Part of a data file:

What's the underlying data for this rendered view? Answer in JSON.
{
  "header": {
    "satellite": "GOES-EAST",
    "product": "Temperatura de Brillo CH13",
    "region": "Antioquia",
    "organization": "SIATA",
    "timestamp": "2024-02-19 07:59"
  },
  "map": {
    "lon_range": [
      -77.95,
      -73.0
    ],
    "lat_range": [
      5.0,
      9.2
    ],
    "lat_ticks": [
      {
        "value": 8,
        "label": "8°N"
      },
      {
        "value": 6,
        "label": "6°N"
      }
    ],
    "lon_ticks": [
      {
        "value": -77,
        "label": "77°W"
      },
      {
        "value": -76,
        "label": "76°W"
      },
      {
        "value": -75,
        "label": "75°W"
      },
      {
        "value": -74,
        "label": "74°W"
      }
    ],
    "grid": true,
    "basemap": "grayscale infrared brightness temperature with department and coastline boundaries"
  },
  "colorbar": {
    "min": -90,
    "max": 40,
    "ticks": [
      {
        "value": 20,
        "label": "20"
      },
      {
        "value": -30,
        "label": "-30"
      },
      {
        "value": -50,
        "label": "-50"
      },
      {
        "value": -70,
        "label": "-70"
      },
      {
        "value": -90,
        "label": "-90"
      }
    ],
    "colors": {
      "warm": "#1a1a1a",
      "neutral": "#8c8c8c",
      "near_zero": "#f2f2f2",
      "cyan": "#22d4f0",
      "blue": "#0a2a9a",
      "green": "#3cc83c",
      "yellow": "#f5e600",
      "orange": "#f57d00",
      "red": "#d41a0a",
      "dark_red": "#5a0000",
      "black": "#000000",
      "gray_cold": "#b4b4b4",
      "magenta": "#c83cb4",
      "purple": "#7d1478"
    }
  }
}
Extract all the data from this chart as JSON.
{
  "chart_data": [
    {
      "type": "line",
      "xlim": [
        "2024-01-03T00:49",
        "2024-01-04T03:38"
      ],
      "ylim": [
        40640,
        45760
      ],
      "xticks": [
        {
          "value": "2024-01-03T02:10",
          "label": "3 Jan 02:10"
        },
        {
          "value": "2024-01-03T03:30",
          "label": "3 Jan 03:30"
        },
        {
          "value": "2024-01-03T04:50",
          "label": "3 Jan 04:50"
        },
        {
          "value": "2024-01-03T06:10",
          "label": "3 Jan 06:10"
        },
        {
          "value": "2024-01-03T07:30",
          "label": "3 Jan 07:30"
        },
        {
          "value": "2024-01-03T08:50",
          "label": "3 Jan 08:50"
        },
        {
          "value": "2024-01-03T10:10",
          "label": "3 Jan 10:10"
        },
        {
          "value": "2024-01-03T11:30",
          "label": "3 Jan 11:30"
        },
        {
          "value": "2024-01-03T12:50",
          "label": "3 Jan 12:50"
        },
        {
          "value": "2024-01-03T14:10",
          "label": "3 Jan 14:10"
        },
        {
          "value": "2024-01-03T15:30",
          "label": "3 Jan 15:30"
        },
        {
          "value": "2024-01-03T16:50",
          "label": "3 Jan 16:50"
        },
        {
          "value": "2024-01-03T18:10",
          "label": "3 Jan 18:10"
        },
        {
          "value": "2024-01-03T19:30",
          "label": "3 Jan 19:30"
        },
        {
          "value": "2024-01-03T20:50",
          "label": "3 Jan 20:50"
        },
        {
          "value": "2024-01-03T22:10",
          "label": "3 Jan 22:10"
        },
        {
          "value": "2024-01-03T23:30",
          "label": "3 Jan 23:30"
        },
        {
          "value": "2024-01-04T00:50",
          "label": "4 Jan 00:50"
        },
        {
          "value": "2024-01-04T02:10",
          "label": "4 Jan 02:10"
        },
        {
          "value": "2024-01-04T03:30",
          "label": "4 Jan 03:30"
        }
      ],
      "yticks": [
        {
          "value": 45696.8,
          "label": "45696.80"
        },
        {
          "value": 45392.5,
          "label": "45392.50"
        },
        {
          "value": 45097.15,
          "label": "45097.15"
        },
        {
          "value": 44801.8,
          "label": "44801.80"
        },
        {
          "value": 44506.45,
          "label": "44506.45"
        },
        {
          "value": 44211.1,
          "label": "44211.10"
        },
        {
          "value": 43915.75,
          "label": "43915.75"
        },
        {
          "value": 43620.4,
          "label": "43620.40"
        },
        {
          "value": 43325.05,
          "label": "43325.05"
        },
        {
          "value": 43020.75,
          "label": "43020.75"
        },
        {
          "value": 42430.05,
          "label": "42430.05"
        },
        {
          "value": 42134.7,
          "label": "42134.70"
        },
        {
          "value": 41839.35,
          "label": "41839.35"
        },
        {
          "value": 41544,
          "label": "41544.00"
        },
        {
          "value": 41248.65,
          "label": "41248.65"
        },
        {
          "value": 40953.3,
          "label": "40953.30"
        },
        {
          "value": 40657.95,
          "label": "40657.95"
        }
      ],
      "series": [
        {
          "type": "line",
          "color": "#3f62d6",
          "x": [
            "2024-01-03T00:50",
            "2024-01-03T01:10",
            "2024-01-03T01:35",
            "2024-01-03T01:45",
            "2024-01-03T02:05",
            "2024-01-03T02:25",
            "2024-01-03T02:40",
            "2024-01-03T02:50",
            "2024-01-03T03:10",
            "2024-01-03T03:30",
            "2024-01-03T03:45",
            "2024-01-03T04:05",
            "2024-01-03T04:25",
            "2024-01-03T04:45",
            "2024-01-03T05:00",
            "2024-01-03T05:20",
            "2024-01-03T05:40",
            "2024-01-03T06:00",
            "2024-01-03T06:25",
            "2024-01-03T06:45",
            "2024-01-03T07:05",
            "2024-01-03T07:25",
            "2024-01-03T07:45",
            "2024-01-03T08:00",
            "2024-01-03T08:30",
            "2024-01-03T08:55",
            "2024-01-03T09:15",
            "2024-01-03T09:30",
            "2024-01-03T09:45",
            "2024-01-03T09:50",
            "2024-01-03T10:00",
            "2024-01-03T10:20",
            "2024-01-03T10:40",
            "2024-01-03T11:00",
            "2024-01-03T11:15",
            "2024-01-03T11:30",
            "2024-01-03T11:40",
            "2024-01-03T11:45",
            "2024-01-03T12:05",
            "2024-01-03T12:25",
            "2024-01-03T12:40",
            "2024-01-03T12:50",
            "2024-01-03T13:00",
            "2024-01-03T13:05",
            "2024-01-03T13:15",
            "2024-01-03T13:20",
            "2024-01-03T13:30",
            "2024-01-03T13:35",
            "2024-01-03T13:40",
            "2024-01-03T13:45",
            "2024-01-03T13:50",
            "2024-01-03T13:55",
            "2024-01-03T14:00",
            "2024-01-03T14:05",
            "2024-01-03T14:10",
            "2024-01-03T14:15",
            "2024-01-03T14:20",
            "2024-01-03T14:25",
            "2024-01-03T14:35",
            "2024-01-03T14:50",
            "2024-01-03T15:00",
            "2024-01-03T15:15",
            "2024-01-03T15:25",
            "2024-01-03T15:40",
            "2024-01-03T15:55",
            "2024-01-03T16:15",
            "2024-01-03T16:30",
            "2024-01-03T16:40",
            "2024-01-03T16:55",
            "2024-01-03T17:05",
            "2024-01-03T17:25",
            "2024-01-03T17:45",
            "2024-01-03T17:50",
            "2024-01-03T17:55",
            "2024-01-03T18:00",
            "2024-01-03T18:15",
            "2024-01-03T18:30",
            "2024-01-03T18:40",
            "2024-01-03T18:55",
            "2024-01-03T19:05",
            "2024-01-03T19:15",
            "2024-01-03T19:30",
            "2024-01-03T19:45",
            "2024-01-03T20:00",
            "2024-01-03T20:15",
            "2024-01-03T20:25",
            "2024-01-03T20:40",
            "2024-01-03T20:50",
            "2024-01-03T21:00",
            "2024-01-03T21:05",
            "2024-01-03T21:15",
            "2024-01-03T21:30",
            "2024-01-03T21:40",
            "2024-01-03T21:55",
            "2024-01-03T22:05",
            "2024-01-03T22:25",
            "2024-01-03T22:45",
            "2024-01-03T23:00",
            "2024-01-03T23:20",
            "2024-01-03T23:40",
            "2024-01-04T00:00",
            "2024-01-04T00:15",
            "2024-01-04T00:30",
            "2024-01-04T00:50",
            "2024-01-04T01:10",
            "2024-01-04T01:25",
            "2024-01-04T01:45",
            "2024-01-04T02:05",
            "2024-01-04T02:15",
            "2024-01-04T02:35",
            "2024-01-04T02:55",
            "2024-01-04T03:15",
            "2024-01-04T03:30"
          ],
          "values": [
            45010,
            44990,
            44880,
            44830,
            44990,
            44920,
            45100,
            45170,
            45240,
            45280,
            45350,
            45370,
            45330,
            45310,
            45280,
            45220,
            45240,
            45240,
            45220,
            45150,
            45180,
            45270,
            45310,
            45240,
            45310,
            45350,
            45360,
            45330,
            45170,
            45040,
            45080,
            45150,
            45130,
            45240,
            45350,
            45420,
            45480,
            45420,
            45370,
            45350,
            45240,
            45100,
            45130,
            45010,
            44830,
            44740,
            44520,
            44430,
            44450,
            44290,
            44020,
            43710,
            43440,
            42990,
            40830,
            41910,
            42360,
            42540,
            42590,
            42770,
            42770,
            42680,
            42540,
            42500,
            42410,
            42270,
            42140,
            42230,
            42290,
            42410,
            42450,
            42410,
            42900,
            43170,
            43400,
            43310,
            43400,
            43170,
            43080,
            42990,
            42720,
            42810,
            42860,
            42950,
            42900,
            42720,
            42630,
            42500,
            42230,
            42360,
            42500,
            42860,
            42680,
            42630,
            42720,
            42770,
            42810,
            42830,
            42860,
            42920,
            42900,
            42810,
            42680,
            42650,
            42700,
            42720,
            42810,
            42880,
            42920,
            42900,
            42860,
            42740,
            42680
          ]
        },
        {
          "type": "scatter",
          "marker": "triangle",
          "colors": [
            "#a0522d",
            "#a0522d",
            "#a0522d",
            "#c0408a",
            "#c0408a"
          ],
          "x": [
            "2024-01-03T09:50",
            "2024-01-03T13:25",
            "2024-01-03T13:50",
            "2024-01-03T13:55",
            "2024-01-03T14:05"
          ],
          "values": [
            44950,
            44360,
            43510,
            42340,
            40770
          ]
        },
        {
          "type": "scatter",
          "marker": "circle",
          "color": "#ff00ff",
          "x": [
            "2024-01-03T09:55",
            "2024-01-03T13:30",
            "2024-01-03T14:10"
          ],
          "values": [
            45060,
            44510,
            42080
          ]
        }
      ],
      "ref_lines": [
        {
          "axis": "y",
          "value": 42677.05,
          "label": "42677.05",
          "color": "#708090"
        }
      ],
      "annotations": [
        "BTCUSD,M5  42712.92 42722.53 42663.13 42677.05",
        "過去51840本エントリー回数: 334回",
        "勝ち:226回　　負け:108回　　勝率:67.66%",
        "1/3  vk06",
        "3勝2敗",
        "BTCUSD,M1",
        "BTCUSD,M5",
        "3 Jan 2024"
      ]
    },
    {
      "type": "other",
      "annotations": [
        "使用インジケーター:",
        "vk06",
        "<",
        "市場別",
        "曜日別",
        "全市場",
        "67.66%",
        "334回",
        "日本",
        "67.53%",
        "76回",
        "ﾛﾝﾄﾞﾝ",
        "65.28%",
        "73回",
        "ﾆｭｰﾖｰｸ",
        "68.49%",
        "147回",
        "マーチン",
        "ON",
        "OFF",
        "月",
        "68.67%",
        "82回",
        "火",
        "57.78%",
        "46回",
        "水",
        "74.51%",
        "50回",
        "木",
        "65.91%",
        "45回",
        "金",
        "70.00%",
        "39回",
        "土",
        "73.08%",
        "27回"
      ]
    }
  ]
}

The request:
Provide only the number of lines in the entries that hold the word "type".

Worked solution:
5